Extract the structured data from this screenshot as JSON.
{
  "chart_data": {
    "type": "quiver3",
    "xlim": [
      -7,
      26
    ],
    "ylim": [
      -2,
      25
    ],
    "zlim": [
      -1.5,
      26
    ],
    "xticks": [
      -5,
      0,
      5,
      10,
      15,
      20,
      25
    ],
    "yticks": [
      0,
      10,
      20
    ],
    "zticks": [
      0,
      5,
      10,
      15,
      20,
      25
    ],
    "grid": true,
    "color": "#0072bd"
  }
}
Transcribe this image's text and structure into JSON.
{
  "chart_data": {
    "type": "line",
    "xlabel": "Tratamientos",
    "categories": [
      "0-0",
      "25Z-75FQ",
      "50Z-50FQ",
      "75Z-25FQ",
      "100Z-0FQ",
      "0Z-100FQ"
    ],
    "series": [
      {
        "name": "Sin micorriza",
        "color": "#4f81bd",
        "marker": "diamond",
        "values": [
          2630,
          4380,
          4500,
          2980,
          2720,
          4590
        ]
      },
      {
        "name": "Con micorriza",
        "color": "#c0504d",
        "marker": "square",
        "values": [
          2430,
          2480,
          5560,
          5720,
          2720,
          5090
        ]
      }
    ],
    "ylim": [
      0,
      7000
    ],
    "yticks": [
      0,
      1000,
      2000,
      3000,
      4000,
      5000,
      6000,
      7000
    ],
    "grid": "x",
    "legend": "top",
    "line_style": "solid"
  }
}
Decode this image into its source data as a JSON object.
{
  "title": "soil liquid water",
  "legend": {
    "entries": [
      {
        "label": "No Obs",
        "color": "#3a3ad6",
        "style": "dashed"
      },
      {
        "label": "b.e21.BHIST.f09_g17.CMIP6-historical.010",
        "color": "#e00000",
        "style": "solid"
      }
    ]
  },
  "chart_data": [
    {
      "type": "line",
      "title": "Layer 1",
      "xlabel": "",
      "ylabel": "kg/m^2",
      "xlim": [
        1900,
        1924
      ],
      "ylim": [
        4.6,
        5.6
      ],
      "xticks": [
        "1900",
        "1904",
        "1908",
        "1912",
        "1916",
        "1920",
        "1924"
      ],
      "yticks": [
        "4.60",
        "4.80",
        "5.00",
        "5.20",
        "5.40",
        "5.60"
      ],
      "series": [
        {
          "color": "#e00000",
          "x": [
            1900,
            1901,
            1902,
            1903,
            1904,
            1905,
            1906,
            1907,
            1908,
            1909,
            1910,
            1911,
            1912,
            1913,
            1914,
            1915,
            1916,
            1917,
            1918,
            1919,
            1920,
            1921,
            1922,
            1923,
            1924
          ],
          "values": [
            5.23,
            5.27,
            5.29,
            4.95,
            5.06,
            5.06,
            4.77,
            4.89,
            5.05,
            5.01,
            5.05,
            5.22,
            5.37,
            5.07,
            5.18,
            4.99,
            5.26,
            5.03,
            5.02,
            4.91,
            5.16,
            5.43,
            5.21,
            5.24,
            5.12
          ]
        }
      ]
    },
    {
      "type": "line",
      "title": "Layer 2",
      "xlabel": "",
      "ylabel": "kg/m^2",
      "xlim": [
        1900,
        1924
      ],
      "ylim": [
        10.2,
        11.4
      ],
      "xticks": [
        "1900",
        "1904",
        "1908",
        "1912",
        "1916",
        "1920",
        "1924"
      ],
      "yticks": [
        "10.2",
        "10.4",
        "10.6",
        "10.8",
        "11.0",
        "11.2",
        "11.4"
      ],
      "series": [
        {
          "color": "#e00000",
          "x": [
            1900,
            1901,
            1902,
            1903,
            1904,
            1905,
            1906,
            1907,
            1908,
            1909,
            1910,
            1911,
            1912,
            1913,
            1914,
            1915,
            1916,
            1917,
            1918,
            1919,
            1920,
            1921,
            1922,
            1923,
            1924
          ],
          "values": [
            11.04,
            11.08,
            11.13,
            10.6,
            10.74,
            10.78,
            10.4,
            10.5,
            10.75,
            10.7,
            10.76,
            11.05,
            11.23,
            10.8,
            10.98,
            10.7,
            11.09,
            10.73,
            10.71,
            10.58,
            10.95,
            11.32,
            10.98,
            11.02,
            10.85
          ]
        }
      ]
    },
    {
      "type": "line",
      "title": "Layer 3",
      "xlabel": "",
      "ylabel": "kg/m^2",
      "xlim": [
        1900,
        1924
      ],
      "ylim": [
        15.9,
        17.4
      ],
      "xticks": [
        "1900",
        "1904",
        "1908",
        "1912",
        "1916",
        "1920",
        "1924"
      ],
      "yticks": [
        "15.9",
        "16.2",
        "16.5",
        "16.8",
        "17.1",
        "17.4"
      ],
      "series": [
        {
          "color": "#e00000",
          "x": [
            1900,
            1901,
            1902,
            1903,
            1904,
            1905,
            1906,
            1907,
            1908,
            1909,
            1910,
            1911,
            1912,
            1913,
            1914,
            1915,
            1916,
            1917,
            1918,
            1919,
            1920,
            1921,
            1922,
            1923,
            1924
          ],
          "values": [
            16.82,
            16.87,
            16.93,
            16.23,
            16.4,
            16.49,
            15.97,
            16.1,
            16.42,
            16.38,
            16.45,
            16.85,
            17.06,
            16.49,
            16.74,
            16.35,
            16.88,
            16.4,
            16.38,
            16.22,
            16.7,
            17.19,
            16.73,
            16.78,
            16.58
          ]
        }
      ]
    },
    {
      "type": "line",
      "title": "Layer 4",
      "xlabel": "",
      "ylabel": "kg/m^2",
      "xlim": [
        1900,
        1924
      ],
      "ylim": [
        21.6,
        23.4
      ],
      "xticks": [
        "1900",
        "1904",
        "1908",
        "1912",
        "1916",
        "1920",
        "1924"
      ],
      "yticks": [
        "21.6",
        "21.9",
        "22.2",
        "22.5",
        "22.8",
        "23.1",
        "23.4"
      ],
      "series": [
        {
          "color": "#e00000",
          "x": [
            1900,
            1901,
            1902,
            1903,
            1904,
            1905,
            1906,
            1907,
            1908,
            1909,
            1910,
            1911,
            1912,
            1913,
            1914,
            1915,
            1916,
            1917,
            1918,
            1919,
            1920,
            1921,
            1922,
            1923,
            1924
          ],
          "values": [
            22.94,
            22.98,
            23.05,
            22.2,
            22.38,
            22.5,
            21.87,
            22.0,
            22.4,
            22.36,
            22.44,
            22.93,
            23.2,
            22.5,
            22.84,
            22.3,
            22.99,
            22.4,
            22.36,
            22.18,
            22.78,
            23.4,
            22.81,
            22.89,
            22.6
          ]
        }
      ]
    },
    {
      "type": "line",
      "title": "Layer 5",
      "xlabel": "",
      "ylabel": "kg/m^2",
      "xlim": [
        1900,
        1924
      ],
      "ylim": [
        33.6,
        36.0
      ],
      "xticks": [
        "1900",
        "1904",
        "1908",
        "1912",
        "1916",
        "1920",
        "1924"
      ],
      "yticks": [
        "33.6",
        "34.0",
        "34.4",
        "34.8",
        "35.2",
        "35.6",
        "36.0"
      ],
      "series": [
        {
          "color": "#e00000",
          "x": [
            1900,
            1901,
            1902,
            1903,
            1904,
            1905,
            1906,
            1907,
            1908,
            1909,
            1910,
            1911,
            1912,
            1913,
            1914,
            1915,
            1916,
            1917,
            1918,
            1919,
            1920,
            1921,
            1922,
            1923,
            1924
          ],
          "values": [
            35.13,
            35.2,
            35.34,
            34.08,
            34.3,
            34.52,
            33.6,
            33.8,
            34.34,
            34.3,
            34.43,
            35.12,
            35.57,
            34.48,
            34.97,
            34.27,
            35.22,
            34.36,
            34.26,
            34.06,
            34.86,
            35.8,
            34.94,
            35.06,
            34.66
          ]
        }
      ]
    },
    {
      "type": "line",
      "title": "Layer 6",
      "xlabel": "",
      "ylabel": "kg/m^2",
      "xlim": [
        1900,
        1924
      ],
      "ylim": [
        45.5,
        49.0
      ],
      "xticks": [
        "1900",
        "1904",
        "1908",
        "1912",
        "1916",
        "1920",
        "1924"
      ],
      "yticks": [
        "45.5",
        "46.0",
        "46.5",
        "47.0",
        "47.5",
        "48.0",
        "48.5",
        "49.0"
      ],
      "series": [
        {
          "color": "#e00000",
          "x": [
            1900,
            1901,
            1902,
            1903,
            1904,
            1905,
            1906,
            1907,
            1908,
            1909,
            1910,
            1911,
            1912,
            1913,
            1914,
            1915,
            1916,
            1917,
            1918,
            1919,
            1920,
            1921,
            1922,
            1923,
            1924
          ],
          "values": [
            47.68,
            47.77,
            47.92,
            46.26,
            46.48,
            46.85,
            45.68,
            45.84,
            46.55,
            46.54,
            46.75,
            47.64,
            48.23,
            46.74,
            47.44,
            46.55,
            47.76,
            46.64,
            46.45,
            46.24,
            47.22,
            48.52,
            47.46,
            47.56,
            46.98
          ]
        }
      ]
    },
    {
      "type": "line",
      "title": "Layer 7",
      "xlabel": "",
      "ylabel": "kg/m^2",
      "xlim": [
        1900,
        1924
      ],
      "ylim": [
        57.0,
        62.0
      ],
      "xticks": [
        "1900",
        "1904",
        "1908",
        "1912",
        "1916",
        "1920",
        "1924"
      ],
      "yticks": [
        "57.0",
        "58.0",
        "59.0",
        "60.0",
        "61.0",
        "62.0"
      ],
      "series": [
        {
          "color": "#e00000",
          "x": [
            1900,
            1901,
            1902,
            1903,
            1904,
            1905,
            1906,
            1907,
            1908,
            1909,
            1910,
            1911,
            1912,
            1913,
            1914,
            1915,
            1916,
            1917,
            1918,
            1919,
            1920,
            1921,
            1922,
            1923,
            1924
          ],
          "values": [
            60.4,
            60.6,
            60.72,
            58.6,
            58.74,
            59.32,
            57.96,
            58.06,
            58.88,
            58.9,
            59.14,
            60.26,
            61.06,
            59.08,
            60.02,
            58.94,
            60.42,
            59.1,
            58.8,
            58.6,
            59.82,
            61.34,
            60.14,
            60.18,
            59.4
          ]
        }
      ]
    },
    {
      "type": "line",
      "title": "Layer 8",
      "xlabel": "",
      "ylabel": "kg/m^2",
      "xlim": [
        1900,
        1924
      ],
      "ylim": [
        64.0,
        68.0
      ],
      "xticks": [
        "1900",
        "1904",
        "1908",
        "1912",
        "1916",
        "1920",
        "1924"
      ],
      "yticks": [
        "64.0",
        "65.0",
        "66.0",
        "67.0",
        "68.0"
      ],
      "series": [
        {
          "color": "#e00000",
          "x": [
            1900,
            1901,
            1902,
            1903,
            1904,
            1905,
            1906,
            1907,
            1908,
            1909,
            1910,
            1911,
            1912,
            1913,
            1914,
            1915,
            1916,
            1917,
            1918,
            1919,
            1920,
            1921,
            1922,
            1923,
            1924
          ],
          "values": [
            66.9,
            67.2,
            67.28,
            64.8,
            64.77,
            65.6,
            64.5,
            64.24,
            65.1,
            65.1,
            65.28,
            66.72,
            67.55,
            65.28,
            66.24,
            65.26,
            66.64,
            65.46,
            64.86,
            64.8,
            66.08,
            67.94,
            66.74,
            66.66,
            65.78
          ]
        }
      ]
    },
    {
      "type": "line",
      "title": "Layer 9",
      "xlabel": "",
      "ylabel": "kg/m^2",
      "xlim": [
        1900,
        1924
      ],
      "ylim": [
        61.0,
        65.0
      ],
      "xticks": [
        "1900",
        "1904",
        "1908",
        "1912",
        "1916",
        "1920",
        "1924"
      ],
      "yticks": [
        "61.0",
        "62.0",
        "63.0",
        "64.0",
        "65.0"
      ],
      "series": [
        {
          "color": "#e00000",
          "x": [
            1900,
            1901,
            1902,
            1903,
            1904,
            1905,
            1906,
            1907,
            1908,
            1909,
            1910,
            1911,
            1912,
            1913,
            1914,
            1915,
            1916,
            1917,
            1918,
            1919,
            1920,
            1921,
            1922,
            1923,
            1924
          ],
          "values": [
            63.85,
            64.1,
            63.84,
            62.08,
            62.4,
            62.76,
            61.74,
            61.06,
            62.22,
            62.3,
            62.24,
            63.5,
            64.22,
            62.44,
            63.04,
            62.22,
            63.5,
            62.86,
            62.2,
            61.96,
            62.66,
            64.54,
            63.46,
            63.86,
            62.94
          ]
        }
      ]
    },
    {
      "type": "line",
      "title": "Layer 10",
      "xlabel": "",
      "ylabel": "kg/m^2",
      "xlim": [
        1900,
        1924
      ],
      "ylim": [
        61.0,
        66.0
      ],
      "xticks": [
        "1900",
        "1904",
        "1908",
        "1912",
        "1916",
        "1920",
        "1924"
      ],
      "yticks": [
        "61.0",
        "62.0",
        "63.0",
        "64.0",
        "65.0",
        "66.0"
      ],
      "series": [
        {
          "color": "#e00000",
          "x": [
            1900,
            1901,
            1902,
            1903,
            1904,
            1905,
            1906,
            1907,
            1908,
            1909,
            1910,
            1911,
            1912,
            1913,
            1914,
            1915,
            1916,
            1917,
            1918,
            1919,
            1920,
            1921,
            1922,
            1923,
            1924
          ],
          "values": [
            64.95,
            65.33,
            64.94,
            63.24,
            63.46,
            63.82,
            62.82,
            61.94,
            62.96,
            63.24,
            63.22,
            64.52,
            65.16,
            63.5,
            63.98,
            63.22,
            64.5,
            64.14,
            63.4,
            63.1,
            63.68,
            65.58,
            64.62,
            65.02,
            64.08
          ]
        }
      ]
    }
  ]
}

▬▬▬

* Request: Copy every line of the records above that holds the word "into".

* Result for this exercise:
Transcribe this image's text and structure into JSON.
Decode this image into its source data as a JSON object.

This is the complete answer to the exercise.